Recorded data
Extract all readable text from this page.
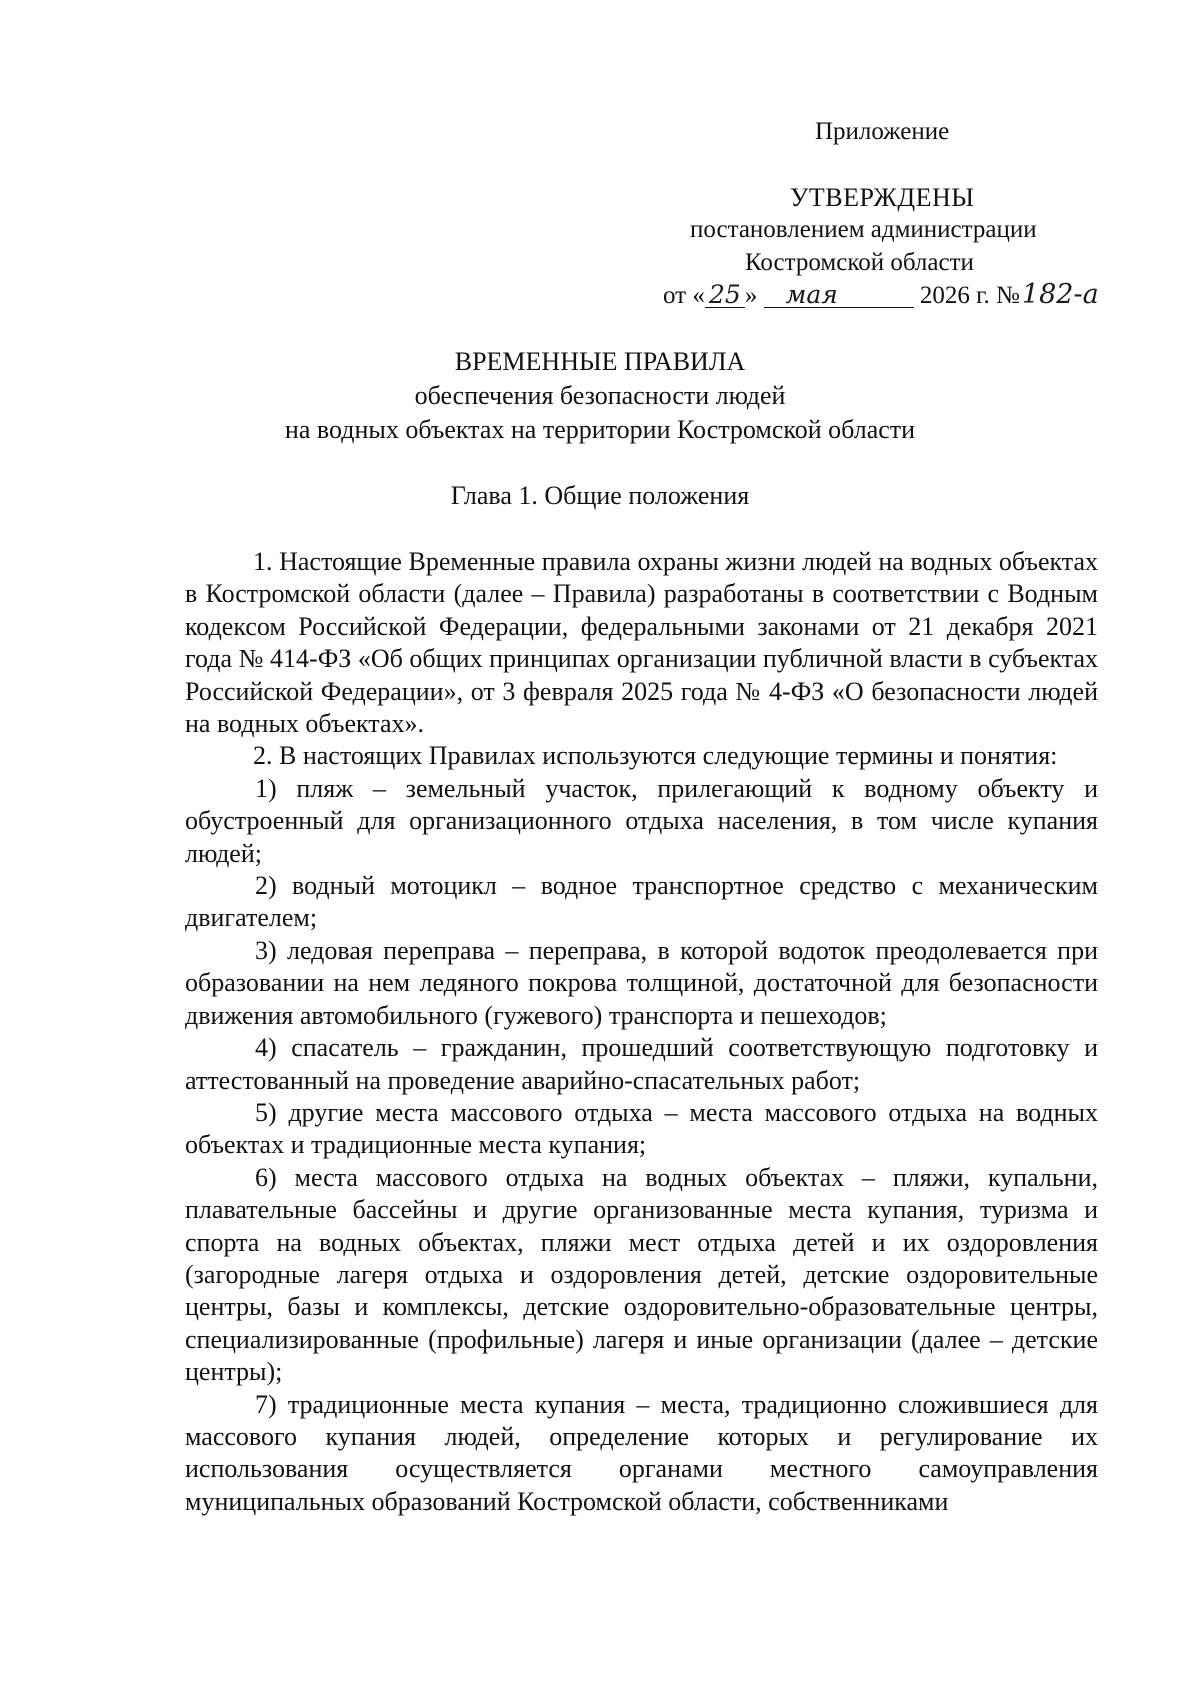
Приложение
УТВЕРЖДЕНЫ
постановлением администрации
Костромской области
от « 25 » мая	2026 г. №182-а
ВРЕМЕННЫЕ ПРАВИЛА
обеспечения безопасности людей
на водных объектах на территории Костромской области
Глава 1. Общие положения

1. Настоящие Временные правила охраны жизни людей на водных объектах в Костромской области (далее – Правила) разработаны в соответствии с Водным кодексом Российской Федерации, федеральными законами от 21 декабря 2021 года № 414-ФЗ «Об общих принципах организации публичной власти в субъектах Российской Федерации», от 3 февраля 2025 года № 4-ФЗ «О безопасности людей на водных объектах».

2. В настоящих Правилах используются следующие термины и понятия:

1) пляж – земельный участок, прилегающий к водному объекту и обустроенный для организационного отдыха населения, в том числе купания людей;

2) водный мотоцикл – водное транспортное средство с механическим двигателем;

3) ледовая переправа – переправа, в которой водоток преодолевается при образовании на нем ледяного покрова толщиной, достаточной для безопасности движения автомобильного (гужевого) транспорта и пешеходов;

4) спасатель – гражданин, прошедший соответствующую подготовку и аттестованный на проведение аварийно-спасательных работ;

5) другие места массового отдыха – места массового отдыха на водных объектах и традиционные места купания;

6) места массового отдыха на водных объектах – пляжи, купальни, плавательные бассейны и другие организованные места купания, туризма и спорта на водных объектах, пляжи мест отдыха детей и их оздоровления (загородные лагеря отдыха и оздоровления детей, детские оздоровительные центры, базы и комплексы, детские оздоровительно-образовательные центры, специализированные (профильные) лагеря и иные организации (далее – детские центры);

7) традиционные места купания – места, традиционно сложившиеся для массового купания людей, определение которых и регулирование их использования осуществляется органами местного самоуправления муниципальных образований Костромской области, собственниками
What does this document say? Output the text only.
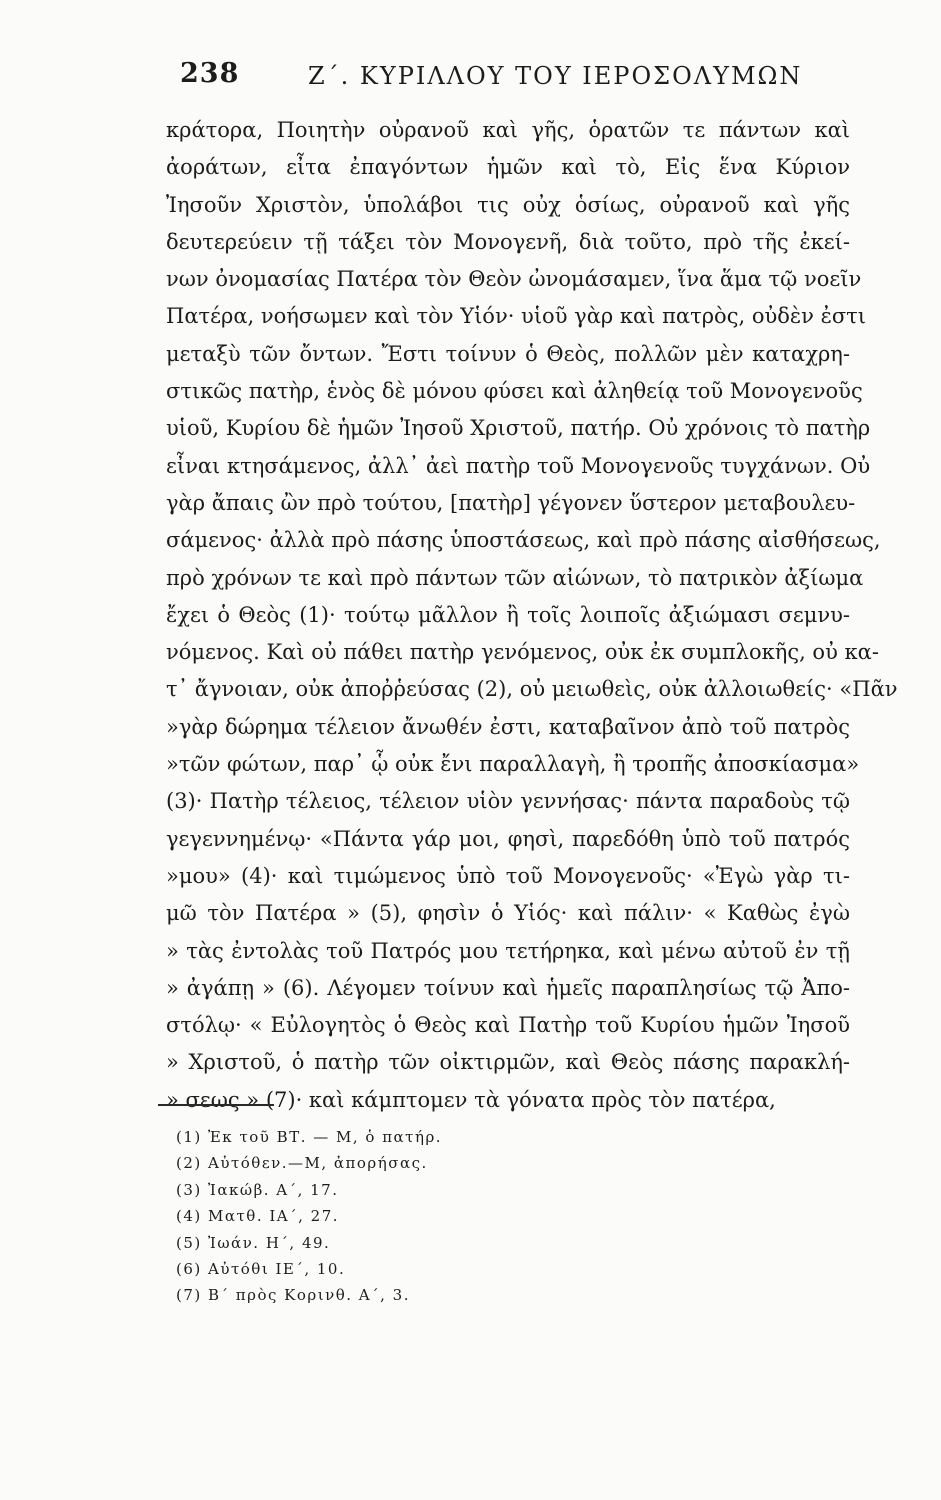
238	Ζ΄. ΚΥΡΙΛΛΟΥ ΤΟΥ ΙΕΡΟΣΟΛΥΜΩΝ
κράτορα, Ποιητὴν οὐρανοῦ καὶ γῆς, ὁρατῶν τε πάντων καὶ
ἀοράτων, εἶτα ἐπαγόντων ἡμῶν καὶ τὸ, Εἰς ἕνα Κύριον
Ἰησοῦν Χριστὸν, ὑπολάβοι τις οὐχ ὁσίως, οὐρανοῦ καὶ γῆς
δευτερεύειν τῇ τάξει τὸν Μονογενῆ, διὰ τοῦτο, πρὸ τῆς ἐκεί-
νων ὀνομασίας Πατέρα τὸν Θεὸν ὠνομάσαμεν, ἵνα ἅμα τῷ νοεῖν
Πατέρα, νοήσωμεν καὶ τὸν Υἱόν· υἱοῦ γὰρ καὶ πατρὸς, οὐδὲν ἐστι
μεταξὺ τῶν ὄντων. Ἔστι τοίνυν ὁ Θεὸς, πολλῶν μὲν καταχρη-
στικῶς πατὴρ, ἑνὸς δὲ μόνου φύσει καὶ ἀληθείᾳ τοῦ Μονογενοῦς
υἱοῦ, Κυρίου δὲ ἡμῶν Ἰησοῦ Χριστοῦ, πατήρ. Οὐ χρόνοις τὸ πατὴρ
εἶναι κτησάμενος, ἀλλ᾽ ἀεὶ πατὴρ τοῦ Μονογενοῦς τυγχάνων. Οὐ
γὰρ ἄπαις ὢν πρὸ τούτου, [πατὴρ] γέγονεν ὕστερον μεταβουλευ-
σάμενος· ἀλλὰ πρὸ πάσης ὑποστάσεως, καὶ πρὸ πάσης αἰσθήσεως,
πρὸ χρόνων τε καὶ πρὸ πάντων τῶν αἰώνων, τὸ πατρικὸν ἀξίωμα
ἔχει ὁ Θεὸς (1)· τούτῳ μᾶλλον ἢ τοῖς λοιποῖς ἀξιώμασι σεμνυ-
νόμενος. Καὶ οὐ πάθει πατὴρ γενόμενος, οὐκ ἐκ συμπλοκῆς, οὐ κα-
τ᾽ ἄγνοιαν, οὐκ ἀποῤῥεύσας (2), οὐ μειωθεὶς, οὐκ ἀλλοιωθείς· «Πᾶν
»γὰρ δώρημα τέλειον ἄνωθέν ἐστι, καταβαῖνον ἀπὸ τοῦ πατρὸς
»τῶν φώτων, παρ᾽ ᾧ οὐκ ἔνι παραλλαγὴ, ἢ τροπῆς ἀποσκίασμα»
(3)· Πατὴρ τέλειος, τέλειον υἱὸν γεννήσας· πάντα παραδοὺς τῷ
γεγεννημένῳ· «Πάντα γάρ μοι, φησὶ, παρεδόθη ὑπὸ τοῦ πατρός
»μου» (4)· καὶ τιμώμενος ὑπὸ τοῦ Μονογενοῦς· «Ἐγὼ γὰρ τι-
μῶ τὸν Πατέρα » (5), φησὶν ὁ Υἱός· καὶ πάλιν· « Καθὼς ἐγὼ
» τὰς ἐντολὰς τοῦ Πατρός μου τετήρηκα, καὶ μένω αὐτοῦ ἐν τῇ
» ἀγάπῃ » (6). Λέγομεν τοίνυν καὶ ἡμεῖς παραπλησίως τῷ Ἀπο-
στόλῳ· « Εὐλογητὸς ὁ Θεὸς καὶ Πατὴρ τοῦ Κυρίου ἡμῶν Ἰησοῦ
» Χριστοῦ, ὁ πατὴρ τῶν οἰκτιρμῶν, καὶ Θεὸς πάσης παρακλή-
» σεως » (7)· καὶ κάμπτομεν τὰ γόνατα πρὸς τὸν πατέρα,
(1) Ἐκ τοῦ ΒΤ. — Μ, ὁ πατήρ.
(2) Αὐτόθεν.—Μ, ἀπορήσας.
(3) Ἰακώβ. Α΄, 17.
(4) Ματθ. ΙΑ΄, 27.
(5) Ἰωάν. Η΄, 49.
(6) Αὐτόθι ΙΕ΄, 10.
(7) Β΄ πρὸς Κορινθ. Α΄, 3.
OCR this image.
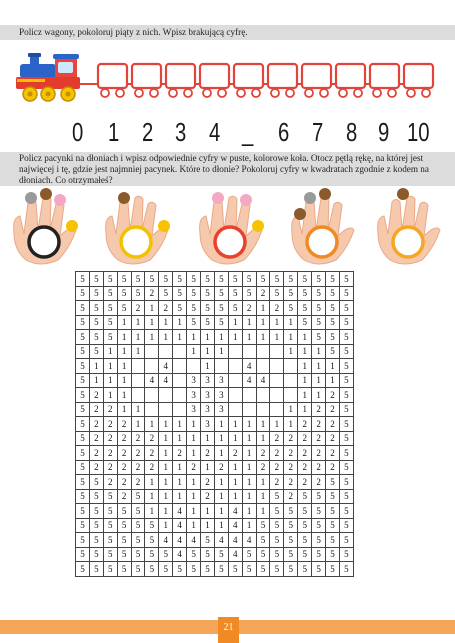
Policz wagony, pokoloruj piąty z nich. Wpisz brakującą cyfrę.
0 1 2 3 4 _ 6 7 8 9 10
Policz pacynki na dłoniach i wpisz odpowiednie cyfry w puste, kolorowe koła. Otocz pętlą rękę, na której jest najwięcej i tę, gdzie jest najmniej pacynek. Które to dłonie? Pokoloruj cyfry w kwadratach zgodnie z kodem na dłoniach. Co otrzymałeś?
5	5	5	5	5	5	5	5	5	5	5	5	5	5	5	5	5	5	5	5
5	5	5	5	5	2	5	5	5	5	5	5	5	2	5	5	5	5	5	5
5	5	5	5	2	1	2	5	5	5	5	5	2	1	2	5	5	5	5	5
5	5	5	1	1	1	1	1	5	5	5	1	1	1	1	1	5	5	5	5
5	5	5	1	1	1	1	1	1	1	1	1	1	1	1	1	1	5	5	5
5	5	1	1	1				1	1	1					1	1	1	5	5
5	1	1	1			4			1			4				1	1	1	5
5	1	1	1		4	4		3	3	3		4	4			1	1	1	5
5	2	1	1					3	3	3						1	1	2	5
5	2	2	1	1				3	3	3					1	1	2	2	5
5	2	2	2	1	1	1	1	1	3	1	1	1	1	1	1	2	2	2	5
5	2	2	2	2	2	1	1	1	1	1	1	1	1	2	2	2	2	2	5
5	2	2	2	2	2	1	2	1	2	1	2	1	2	2	2	2	2	2	5
5	2	2	2	2	2	1	1	2	1	2	1	1	2	2	2	2	2	2	5
5	5	2	2	2	1	1	1	1	2	1	1	1	1	2	2	2	2	5	5
5	5	5	2	5	1	1	1	1	2	1	1	1	1	5	2	5	5	5	5
5	5	5	5	5	1	1	4	1	1	1	4	1	1	5	5	5	5	5	5
5	5	5	5	5	5	1	4	1	1	1	4	1	5	5	5	5	5	5	5
5	5	5	5	5	5	4	4	4	5	4	4	4	5	5	5	5	5	5	5
5	5	5	5	5	5	5	4	5	5	5	4	5	5	5	5	5	5	5	5
5	5	5	5	5	5	5	5	5	5	5	5	5	5	5	5	5	5	5	5
21
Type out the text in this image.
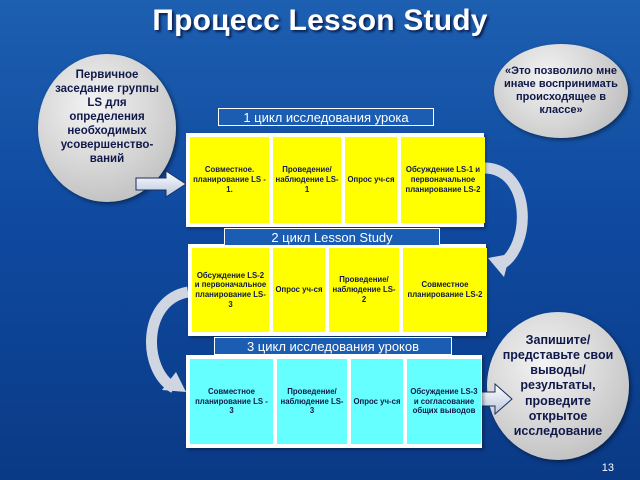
Процесс Lesson Study
Первичное заседание группы LS для определения необходимых усовершенство-ваний
«Это позволило мне иначе воспринимать происходящее в классе»
Запишите/ представьте свои выводы/результаты, проведите открытое исследование
Совместное. планирование LS - 1.
Проведение/ наблюдение LS-1
Опрос уч-ся
Обсуждение LS-1 и первоначальное планирование LS-2
1 цикл исследования урока
Обсуждение LS-2 и первоначальное планирование LS-3
Опрос уч-ся
Проведение/ наблюдение LS-2
Совместное планирование LS-2
2 цикл Lesson Study
Совместное планирование LS - 3
Проведение/ наблюдение LS-3
Опрос уч-ся
Обсуждение LS-3 и согласование общих выводов
3 цикл исследования уроков
13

## DO THIS
Your task is to quote exactly the lines from the one with "Type out the text in this image." through the end of the material, both included, without reproducing any pictures.

## OUTPUT FOR THIS TASK
Type out the text in this image.
Процесс Lesson Study
Первичное заседание группы LS для определения необходимых усовершенство-ваний
«Это позволило мне иначе воспринимать происходящее в классе»
Запишите/ представьте свои выводы/результаты, проведите открытое исследование
Совместное. планирование LS - 1.
Проведение/ наблюдение LS-1
Опрос уч-ся
Обсуждение LS-1 и первоначальное планирование LS-2
1 цикл исследования урока
Обсуждение LS-2 и первоначальное планирование LS-3
Опрос уч-ся
Проведение/ наблюдение LS-2
Совместное планирование LS-2
2 цикл Lesson Study
Совместное планирование LS - 3
Проведение/ наблюдение LS-3
Опрос уч-ся
Обсуждение LS-3 и согласование общих выводов
3 цикл исследования уроков
13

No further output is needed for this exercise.